+++ TASK DATA

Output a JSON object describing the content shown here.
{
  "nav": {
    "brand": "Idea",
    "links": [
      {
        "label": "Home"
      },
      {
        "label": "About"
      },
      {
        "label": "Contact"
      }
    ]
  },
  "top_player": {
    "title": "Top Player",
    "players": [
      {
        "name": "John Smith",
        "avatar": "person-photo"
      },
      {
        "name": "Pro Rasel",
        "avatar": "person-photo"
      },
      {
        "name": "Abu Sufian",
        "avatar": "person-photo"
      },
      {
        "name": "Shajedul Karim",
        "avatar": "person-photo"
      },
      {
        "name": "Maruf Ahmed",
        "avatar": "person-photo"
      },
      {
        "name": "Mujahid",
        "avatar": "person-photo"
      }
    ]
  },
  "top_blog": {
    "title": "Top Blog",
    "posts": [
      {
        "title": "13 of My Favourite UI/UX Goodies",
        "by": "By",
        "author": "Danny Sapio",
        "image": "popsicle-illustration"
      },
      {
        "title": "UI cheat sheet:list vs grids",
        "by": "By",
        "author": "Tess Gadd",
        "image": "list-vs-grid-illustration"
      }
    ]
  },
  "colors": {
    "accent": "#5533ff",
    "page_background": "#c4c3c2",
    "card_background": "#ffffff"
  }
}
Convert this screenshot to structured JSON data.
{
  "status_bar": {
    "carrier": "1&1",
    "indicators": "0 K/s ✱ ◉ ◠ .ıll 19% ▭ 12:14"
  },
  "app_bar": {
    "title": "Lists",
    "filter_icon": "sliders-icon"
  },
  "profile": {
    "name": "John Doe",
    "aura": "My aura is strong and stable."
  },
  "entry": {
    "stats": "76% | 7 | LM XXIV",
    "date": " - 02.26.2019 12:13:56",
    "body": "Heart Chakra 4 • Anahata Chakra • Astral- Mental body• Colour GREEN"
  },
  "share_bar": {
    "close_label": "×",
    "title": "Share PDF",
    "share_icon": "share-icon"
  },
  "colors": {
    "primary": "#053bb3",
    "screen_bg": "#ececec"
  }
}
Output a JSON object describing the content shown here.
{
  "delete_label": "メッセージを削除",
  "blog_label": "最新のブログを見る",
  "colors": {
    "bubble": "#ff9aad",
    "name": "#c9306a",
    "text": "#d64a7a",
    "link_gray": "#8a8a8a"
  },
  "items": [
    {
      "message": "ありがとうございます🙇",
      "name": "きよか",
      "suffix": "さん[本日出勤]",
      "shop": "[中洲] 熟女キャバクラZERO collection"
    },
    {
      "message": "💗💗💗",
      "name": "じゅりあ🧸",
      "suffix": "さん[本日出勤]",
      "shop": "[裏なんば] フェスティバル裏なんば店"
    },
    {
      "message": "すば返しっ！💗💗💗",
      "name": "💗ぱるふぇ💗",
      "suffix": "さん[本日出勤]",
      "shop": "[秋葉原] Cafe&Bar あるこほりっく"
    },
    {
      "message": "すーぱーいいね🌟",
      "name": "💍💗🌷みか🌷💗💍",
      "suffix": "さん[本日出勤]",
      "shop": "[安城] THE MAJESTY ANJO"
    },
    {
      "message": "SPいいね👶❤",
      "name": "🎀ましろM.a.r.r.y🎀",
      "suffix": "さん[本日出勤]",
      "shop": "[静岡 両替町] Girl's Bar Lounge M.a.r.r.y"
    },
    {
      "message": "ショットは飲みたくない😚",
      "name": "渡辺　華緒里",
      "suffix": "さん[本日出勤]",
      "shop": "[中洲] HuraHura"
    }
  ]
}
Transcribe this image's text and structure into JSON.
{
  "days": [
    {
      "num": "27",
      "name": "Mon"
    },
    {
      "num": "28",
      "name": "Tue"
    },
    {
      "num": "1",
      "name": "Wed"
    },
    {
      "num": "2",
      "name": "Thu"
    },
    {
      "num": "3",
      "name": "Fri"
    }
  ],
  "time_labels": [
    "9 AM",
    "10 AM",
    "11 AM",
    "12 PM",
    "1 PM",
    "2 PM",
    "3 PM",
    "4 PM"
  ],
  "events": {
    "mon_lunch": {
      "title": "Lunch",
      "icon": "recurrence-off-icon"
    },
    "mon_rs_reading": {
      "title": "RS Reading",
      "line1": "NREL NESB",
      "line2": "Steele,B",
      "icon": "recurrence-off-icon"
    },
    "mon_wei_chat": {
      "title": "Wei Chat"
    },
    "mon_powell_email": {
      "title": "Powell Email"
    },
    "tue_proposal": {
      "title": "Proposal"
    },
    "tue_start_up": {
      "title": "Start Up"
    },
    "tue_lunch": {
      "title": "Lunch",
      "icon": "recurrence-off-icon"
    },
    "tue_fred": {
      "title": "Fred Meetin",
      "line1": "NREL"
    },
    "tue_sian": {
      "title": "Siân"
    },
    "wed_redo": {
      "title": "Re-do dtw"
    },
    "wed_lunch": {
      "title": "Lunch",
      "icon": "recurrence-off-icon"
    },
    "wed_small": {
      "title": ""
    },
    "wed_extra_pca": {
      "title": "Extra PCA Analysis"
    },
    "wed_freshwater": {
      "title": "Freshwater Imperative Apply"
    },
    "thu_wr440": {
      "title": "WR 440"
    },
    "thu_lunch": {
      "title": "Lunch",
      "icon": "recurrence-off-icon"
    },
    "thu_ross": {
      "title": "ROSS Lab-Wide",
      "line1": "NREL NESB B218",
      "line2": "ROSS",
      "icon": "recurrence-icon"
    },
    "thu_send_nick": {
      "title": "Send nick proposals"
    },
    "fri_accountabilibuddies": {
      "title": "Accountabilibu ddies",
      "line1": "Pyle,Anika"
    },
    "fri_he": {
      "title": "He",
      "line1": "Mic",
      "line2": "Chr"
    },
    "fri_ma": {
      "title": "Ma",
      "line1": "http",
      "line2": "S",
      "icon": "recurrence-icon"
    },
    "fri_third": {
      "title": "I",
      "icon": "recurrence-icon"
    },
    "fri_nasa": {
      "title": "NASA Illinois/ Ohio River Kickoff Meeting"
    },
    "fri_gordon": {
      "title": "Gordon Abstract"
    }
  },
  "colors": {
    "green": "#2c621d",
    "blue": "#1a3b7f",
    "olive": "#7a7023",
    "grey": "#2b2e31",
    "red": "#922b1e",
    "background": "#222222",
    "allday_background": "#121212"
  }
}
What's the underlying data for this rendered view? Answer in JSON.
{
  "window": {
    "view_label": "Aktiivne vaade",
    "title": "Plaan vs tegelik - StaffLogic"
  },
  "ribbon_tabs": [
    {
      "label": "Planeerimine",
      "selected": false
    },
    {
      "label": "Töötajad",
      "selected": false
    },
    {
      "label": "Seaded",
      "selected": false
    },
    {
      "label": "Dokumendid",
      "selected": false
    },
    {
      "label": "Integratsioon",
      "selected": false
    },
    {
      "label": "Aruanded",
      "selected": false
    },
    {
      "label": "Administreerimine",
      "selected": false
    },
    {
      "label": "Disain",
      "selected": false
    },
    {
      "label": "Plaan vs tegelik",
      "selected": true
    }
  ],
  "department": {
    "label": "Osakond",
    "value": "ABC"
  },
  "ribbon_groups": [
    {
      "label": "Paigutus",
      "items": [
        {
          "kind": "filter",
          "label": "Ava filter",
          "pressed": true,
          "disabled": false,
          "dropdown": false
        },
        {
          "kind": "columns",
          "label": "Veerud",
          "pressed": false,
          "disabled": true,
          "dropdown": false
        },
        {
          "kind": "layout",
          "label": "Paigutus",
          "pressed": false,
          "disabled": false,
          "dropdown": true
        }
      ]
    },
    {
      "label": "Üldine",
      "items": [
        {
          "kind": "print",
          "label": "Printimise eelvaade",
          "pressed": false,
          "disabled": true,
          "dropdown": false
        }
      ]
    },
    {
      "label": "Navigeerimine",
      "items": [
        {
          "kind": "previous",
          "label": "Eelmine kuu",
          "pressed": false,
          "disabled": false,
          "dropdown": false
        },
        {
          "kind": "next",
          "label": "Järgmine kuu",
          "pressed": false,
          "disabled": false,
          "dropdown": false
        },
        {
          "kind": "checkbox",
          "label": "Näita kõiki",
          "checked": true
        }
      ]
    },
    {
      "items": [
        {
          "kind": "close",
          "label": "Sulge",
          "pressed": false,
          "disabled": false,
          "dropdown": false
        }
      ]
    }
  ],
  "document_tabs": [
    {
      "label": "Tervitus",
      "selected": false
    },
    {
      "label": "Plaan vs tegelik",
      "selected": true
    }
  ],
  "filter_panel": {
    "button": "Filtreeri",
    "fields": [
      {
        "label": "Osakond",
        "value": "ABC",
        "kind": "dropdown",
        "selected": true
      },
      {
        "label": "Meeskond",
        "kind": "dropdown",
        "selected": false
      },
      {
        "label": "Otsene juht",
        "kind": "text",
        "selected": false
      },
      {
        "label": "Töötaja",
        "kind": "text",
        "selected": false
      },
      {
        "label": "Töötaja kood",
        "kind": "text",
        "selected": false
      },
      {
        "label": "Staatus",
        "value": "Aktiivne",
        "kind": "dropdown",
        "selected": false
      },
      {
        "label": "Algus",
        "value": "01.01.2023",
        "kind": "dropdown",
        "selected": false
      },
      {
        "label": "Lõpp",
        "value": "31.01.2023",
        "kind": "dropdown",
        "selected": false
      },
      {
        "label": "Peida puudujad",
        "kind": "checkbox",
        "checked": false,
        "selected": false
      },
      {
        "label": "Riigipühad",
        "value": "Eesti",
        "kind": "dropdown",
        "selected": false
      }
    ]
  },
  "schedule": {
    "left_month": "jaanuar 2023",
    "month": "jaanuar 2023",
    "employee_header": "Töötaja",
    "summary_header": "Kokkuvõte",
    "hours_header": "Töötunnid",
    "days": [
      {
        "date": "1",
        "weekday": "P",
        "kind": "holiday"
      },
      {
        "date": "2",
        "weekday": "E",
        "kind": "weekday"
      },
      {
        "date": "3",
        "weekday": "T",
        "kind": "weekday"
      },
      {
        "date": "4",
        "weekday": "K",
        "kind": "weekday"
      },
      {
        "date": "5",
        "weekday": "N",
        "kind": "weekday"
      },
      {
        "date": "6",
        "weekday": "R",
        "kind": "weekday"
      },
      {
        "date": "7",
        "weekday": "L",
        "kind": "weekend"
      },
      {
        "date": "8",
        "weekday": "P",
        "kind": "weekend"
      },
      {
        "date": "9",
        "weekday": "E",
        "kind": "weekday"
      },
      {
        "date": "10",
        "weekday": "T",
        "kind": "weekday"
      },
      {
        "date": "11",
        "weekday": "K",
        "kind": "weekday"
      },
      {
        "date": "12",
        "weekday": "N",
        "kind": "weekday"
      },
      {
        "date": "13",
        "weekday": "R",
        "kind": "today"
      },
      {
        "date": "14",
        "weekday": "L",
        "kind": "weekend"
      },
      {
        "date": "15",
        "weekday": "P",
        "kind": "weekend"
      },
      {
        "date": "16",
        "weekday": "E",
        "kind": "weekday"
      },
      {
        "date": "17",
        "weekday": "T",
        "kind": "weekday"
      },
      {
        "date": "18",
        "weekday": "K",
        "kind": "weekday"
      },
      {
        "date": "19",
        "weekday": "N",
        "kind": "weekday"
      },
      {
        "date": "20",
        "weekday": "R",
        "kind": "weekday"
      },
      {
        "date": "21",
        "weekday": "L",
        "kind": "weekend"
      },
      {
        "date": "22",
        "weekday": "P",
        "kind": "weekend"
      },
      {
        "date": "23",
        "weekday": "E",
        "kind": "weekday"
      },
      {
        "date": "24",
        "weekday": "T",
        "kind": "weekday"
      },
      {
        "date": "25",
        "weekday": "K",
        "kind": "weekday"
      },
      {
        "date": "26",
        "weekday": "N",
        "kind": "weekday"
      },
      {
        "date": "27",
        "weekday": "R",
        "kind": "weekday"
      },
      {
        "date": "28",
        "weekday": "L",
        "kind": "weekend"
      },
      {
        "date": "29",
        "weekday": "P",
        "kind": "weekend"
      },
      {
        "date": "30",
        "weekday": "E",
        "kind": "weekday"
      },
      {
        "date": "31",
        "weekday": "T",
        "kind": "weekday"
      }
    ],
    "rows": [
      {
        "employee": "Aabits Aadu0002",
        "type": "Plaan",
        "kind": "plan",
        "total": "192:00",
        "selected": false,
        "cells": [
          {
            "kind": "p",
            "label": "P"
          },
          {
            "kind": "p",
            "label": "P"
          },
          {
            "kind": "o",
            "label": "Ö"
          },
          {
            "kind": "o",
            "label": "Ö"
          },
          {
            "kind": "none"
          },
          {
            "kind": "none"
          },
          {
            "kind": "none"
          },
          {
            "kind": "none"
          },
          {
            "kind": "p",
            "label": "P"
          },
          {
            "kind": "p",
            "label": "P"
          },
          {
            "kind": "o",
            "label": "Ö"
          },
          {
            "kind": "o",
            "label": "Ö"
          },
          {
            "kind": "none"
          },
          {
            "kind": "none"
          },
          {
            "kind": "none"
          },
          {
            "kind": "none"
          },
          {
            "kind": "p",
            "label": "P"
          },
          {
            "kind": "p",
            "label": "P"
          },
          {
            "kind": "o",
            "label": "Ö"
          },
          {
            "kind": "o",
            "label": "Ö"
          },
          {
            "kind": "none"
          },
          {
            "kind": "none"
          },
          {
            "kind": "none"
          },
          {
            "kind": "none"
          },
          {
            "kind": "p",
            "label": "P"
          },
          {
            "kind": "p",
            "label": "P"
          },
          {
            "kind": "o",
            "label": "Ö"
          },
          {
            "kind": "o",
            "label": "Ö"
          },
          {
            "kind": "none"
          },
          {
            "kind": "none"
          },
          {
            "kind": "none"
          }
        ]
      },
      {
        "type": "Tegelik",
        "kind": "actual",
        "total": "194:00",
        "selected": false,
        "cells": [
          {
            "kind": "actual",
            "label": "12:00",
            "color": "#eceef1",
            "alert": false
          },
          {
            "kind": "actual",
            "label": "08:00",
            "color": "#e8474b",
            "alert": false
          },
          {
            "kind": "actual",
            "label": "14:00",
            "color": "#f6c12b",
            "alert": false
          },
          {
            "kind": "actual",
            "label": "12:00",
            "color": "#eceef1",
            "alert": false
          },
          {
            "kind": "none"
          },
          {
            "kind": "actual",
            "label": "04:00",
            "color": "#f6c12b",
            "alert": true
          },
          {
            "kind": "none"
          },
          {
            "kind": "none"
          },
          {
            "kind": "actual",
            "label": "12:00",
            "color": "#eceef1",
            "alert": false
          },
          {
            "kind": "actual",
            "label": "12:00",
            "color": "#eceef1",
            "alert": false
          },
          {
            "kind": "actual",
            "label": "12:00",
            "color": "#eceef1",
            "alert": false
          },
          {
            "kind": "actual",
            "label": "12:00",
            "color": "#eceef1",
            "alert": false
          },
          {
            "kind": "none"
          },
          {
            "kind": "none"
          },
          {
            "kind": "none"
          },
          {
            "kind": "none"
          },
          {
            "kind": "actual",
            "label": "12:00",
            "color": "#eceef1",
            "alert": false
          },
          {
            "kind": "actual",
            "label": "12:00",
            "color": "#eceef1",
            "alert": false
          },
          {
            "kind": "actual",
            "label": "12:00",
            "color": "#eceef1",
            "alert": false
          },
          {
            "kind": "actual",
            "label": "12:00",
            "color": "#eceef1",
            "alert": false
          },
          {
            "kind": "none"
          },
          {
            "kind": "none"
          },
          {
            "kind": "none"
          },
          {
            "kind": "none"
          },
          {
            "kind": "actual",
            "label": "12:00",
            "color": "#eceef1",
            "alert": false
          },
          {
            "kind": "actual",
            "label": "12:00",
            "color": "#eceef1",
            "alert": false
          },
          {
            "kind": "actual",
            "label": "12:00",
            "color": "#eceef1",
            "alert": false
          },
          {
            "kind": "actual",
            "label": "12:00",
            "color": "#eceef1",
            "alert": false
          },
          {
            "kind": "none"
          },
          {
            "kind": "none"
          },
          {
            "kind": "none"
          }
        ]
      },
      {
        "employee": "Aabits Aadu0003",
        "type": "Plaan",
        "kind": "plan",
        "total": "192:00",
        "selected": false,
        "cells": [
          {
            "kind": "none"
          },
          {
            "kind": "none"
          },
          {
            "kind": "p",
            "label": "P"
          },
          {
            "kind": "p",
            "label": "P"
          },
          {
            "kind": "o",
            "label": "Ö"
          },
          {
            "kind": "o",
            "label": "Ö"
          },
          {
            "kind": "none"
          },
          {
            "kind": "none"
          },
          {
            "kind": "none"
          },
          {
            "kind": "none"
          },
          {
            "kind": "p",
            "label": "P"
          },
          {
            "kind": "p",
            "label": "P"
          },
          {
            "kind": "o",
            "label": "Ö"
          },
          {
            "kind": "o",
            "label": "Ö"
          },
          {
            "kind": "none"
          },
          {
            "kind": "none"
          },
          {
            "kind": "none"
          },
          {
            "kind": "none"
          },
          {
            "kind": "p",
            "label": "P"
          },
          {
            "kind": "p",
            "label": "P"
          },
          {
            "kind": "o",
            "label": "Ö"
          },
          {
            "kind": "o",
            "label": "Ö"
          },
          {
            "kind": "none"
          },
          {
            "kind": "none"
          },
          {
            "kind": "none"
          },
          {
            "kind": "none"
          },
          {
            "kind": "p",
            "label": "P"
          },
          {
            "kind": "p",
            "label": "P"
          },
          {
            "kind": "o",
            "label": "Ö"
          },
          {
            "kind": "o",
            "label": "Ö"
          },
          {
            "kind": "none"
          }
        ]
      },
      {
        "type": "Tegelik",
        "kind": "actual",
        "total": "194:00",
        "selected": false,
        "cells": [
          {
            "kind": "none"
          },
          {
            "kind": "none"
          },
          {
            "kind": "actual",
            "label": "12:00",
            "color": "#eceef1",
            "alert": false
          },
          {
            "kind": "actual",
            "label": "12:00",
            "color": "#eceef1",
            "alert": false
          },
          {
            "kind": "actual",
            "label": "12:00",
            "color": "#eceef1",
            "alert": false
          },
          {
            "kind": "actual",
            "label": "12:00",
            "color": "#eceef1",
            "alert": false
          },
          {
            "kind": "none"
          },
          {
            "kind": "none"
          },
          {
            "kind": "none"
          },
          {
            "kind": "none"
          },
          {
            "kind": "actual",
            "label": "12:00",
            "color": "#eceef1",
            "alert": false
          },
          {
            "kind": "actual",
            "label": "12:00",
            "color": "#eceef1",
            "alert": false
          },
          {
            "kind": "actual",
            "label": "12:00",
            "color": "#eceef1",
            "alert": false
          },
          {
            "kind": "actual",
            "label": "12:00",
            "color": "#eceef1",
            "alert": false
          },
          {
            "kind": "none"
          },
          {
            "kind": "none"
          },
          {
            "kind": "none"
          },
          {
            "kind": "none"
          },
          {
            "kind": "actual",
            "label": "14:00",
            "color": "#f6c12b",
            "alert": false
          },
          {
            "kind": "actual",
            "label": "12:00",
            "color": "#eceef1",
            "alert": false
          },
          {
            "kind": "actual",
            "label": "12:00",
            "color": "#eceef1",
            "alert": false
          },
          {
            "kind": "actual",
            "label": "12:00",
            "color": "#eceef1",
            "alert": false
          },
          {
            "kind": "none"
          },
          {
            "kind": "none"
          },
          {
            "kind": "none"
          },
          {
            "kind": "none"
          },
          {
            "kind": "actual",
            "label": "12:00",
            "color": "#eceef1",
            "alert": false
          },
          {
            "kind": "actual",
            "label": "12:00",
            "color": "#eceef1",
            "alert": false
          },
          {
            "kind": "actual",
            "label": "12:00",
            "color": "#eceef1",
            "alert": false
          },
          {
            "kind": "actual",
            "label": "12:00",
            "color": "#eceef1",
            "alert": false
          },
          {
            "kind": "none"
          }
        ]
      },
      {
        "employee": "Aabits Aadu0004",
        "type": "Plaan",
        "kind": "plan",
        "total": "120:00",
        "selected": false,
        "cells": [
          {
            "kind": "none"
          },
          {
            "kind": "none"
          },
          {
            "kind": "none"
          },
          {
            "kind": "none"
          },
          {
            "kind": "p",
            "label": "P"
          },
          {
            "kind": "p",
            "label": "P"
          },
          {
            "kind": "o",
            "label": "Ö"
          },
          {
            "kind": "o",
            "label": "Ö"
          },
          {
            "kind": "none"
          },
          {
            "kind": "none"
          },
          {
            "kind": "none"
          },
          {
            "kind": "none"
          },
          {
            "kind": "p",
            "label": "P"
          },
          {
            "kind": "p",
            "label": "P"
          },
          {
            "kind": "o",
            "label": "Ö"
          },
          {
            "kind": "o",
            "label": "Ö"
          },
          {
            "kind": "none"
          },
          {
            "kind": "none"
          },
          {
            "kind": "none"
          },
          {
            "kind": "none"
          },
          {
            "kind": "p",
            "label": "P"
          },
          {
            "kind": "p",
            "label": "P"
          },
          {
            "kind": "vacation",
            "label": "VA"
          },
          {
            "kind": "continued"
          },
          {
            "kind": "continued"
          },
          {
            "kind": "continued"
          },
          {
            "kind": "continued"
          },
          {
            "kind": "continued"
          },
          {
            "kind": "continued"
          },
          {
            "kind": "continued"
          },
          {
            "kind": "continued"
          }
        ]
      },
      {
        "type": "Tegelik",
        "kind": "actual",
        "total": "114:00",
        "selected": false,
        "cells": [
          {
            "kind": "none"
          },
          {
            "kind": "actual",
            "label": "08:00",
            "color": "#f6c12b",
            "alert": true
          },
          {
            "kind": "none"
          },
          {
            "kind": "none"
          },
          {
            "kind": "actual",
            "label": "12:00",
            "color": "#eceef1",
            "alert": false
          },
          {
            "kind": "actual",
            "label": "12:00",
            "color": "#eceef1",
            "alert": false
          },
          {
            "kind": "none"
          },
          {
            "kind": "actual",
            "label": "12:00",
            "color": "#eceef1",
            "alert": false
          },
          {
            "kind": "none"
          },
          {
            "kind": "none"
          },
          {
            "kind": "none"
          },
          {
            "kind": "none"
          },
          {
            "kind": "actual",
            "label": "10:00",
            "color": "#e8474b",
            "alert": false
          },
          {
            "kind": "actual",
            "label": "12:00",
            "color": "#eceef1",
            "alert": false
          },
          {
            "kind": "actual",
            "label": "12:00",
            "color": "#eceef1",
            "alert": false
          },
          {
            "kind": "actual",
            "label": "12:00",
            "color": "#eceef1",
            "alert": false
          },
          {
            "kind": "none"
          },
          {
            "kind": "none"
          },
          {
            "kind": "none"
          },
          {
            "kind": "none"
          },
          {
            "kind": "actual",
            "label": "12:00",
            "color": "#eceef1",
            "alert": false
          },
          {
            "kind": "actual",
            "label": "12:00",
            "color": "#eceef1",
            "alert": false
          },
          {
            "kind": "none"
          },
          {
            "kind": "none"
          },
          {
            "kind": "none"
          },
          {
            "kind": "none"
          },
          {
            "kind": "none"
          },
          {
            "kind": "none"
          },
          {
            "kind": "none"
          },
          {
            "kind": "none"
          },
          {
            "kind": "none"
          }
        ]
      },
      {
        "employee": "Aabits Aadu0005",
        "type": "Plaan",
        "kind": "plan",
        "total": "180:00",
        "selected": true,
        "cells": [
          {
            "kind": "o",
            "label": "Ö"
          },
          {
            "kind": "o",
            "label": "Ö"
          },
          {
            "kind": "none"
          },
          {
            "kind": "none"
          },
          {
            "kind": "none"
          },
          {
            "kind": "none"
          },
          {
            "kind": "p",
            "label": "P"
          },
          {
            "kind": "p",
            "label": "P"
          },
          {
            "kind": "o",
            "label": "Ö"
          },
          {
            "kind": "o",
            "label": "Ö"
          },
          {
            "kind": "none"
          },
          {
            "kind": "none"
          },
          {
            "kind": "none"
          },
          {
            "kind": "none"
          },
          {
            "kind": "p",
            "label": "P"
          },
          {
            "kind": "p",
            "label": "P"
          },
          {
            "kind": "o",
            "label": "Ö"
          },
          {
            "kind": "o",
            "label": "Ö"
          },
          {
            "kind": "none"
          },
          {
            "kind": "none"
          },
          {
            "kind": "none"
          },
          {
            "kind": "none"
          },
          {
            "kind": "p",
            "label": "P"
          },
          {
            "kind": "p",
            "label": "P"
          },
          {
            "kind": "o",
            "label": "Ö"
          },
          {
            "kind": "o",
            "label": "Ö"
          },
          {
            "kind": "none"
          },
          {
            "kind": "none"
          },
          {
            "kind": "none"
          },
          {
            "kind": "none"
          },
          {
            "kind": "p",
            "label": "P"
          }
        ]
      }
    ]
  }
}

++++++

WHAT IS EXPECTED: For each line above that contains the word "value", copy that line.

EXERCISE OUTPUT:
    "value": "ABC"
        "value": "ABC",
        "value": "Aktiivne",
        "value": "01.01.2023",
        "value": "31.01.2023",
        "value": "Eesti",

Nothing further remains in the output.